### Task details
Pick out each line of the records that includes the string "Adamich", and copy it.

### Provided records
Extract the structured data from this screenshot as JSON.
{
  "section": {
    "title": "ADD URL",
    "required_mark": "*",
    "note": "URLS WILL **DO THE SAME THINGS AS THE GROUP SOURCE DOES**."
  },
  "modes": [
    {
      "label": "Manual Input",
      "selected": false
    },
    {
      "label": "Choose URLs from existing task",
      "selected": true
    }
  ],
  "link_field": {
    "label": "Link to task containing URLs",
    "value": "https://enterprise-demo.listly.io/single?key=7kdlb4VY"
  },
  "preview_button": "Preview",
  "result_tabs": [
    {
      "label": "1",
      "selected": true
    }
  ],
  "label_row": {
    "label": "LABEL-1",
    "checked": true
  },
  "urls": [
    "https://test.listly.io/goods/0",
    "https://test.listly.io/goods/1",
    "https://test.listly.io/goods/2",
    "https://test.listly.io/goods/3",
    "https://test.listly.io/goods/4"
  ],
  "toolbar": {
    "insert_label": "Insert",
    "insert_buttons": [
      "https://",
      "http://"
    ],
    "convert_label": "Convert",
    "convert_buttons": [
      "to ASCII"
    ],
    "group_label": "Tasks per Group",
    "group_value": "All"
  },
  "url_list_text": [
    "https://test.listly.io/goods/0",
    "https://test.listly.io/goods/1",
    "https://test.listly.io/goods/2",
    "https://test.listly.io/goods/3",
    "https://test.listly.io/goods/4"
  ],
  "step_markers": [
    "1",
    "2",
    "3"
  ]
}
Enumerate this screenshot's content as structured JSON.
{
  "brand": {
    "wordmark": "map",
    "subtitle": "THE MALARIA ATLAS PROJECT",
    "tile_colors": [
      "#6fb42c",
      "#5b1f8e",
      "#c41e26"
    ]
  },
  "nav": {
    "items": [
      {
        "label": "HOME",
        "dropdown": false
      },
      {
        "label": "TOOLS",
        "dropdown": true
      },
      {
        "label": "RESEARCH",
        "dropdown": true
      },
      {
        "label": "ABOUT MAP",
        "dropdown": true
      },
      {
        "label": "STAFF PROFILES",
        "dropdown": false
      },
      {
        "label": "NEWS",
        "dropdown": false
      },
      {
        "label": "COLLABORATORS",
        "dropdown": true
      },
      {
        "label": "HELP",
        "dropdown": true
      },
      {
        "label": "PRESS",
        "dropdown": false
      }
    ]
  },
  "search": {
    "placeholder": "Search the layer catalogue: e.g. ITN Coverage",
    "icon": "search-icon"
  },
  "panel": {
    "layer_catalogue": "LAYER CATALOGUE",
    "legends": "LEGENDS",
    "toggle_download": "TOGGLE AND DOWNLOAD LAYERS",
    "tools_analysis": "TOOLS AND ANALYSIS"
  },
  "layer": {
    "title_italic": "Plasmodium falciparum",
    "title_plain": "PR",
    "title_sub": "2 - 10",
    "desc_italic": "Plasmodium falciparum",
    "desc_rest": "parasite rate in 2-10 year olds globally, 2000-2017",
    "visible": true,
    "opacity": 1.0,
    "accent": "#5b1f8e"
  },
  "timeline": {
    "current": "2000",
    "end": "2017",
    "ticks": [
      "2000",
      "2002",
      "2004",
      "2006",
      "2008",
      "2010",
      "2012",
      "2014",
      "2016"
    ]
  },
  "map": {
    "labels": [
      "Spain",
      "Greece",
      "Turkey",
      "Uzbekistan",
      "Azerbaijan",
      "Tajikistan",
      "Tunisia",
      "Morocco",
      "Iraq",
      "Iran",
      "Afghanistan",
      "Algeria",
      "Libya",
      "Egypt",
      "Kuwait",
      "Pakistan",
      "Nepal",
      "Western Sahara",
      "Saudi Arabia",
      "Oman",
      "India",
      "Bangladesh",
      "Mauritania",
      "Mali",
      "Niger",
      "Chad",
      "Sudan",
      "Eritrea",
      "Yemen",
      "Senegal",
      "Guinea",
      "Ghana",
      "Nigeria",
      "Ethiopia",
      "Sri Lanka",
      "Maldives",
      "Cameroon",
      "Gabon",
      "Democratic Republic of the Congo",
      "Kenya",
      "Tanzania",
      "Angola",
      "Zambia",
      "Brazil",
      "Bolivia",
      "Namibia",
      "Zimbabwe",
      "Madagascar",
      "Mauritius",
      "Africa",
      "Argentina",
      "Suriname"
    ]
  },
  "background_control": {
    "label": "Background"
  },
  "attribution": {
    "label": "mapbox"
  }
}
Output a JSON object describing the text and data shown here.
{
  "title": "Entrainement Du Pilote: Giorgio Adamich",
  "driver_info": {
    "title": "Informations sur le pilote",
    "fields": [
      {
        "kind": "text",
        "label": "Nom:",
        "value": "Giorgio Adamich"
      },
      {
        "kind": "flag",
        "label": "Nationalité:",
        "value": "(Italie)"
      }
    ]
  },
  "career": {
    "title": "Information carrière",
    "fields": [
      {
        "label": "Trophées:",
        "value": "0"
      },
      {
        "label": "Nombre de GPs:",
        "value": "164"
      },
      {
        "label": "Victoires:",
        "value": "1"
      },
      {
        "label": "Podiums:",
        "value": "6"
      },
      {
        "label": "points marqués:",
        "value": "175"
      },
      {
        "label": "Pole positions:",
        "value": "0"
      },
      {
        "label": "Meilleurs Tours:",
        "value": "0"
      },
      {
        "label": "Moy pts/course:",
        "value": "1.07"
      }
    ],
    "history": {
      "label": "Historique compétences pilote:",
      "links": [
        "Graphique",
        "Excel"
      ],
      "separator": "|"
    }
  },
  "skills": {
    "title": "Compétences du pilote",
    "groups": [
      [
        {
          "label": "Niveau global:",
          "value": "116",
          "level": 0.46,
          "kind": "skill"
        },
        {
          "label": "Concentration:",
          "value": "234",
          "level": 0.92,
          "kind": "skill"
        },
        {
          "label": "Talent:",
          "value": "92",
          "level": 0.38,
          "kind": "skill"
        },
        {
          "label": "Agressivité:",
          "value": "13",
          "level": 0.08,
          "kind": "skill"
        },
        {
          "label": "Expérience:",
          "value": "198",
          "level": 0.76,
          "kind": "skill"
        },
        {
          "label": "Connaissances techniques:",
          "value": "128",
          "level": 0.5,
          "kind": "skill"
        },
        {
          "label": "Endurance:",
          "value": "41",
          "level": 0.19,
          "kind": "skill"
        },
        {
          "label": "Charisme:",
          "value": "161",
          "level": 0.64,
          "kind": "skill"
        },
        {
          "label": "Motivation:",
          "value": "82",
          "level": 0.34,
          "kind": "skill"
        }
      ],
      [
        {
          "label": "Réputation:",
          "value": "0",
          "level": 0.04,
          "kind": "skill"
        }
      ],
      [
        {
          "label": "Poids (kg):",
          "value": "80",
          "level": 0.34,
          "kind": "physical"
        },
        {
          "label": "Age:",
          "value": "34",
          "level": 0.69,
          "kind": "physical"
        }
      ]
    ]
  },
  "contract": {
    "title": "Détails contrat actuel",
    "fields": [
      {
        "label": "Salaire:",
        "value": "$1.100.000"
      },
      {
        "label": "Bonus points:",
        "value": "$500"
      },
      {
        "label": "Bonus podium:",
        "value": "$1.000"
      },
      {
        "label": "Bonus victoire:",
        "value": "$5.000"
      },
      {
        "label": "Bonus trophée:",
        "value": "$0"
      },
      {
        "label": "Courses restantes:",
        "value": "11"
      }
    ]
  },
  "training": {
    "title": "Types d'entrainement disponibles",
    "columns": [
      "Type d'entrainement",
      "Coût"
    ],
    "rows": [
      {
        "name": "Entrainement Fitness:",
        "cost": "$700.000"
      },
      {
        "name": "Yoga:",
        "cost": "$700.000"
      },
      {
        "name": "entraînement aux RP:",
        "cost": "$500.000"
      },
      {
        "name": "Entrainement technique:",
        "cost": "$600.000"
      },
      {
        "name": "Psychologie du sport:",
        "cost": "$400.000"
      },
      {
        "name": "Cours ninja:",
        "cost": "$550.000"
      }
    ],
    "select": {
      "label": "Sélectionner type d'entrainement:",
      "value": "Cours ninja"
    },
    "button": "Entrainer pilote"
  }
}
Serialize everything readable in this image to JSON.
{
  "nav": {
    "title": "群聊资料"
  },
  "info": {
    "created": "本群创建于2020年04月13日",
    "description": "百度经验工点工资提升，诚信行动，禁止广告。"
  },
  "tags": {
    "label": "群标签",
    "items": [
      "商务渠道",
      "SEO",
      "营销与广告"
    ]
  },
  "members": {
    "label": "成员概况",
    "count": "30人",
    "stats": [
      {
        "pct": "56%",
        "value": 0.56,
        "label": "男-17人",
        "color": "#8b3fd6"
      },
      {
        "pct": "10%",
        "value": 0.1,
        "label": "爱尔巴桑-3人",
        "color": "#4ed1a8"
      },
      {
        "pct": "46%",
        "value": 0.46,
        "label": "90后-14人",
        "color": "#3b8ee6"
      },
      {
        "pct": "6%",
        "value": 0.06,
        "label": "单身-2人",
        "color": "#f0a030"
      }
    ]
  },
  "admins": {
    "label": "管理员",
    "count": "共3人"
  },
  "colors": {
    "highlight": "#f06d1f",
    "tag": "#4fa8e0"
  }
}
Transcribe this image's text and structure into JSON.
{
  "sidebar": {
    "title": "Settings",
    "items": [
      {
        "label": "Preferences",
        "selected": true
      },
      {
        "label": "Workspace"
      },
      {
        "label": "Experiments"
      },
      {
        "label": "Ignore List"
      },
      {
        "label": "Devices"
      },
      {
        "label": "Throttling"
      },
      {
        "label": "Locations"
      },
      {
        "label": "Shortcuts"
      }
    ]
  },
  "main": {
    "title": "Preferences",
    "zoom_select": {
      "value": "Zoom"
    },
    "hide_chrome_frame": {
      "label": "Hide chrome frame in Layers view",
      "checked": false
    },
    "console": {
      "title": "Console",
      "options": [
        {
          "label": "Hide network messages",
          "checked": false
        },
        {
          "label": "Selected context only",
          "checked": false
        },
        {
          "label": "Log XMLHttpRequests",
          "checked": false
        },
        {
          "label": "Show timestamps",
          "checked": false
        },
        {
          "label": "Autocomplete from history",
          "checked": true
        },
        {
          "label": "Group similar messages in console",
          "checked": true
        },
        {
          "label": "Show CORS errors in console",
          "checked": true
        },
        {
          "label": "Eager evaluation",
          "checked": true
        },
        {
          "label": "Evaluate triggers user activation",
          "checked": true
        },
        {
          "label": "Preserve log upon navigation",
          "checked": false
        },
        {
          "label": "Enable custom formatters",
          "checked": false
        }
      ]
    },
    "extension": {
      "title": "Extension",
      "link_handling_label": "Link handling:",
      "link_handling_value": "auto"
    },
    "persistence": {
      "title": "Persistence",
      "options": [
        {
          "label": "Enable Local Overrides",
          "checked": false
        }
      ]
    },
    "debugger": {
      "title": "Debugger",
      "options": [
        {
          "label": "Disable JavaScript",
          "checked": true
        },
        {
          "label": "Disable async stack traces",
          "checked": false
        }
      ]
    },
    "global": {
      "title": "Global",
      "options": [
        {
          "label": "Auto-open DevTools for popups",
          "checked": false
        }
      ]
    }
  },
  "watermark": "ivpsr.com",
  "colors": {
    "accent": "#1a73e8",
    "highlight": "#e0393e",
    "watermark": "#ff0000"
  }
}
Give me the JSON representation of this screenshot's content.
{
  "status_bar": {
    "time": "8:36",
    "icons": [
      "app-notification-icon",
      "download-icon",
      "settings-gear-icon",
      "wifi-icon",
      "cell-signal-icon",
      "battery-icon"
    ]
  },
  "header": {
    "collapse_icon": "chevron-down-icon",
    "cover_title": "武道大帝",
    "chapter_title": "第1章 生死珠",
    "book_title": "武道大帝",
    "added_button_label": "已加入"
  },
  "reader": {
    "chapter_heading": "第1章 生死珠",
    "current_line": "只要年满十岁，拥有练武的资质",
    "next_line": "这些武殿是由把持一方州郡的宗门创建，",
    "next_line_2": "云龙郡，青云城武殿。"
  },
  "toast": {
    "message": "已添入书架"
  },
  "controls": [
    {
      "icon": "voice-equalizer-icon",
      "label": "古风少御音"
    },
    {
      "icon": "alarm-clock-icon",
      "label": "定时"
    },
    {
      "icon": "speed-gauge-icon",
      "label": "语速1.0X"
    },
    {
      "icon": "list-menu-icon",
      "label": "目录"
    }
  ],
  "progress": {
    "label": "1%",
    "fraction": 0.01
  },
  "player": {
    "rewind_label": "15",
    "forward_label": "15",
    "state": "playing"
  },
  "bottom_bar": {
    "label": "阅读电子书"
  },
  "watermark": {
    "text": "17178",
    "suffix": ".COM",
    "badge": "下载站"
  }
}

### Answer for the task
  "title": "Entrainement Du Pilote: Giorgio Adamich",
        "value": "Giorgio Adamich"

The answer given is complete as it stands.